■ **What is required**:
All the data should be repeated exactly. Any image in it is left out.

::: Input

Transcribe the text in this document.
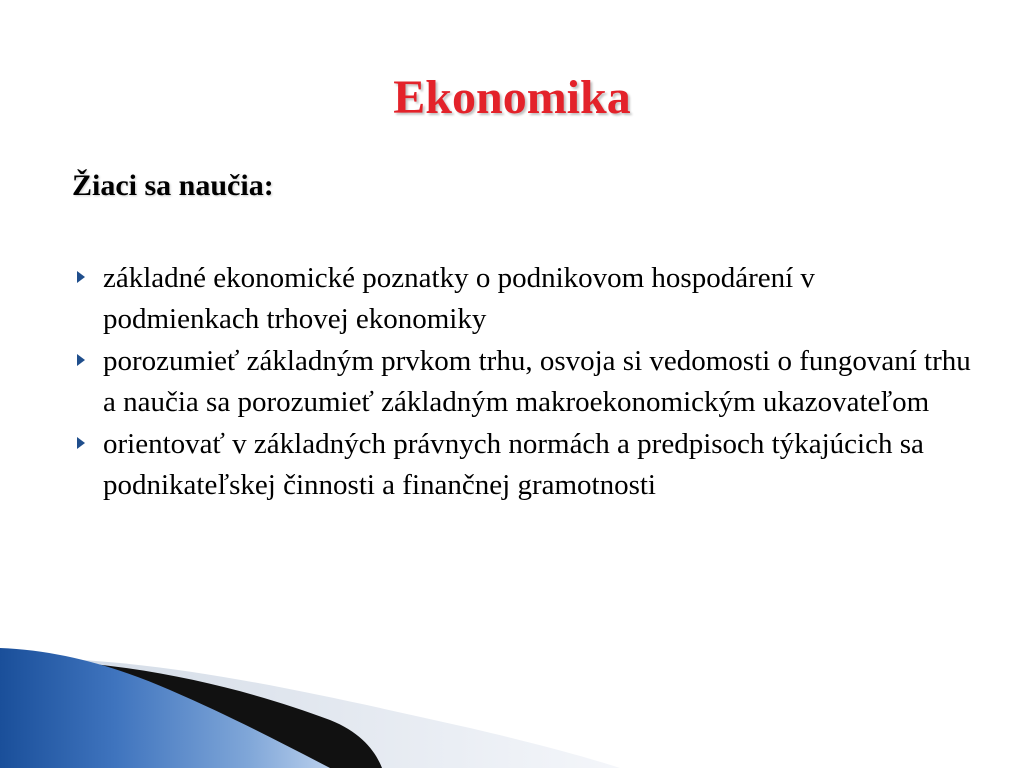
Ekonomika
Žiaci sa naučia:
základné ekonomické poznatky o podnikovom hospodárení v podmienkach trhovej ekonomiky
porozumieť základným prvkom trhu, osvoja si vedomosti o fungovaní trhu a naučia sa porozumieť základným makroekonomickým ukazovateľom
orientovať v základných právnych normách a predpisoch týkajúcich sa podnikateľskej činnosti a finančnej gramotnosti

::::::

■ **Expected output**:
Transcribe the text in this document.
Ekonomika
Žiaci sa naučia:
základné ekonomické poznatky o podnikovom hospodárení v podmienkach trhovej ekonomiky
porozumieť základným prvkom trhu, osvoja si vedomosti o fungovaní trhu a naučia sa porozumieť základným makroekonomickým ukazovateľom
orientovať v základných právnych normách a predpisoch týkajúcich sa podnikateľskej činnosti a finančnej gramotnosti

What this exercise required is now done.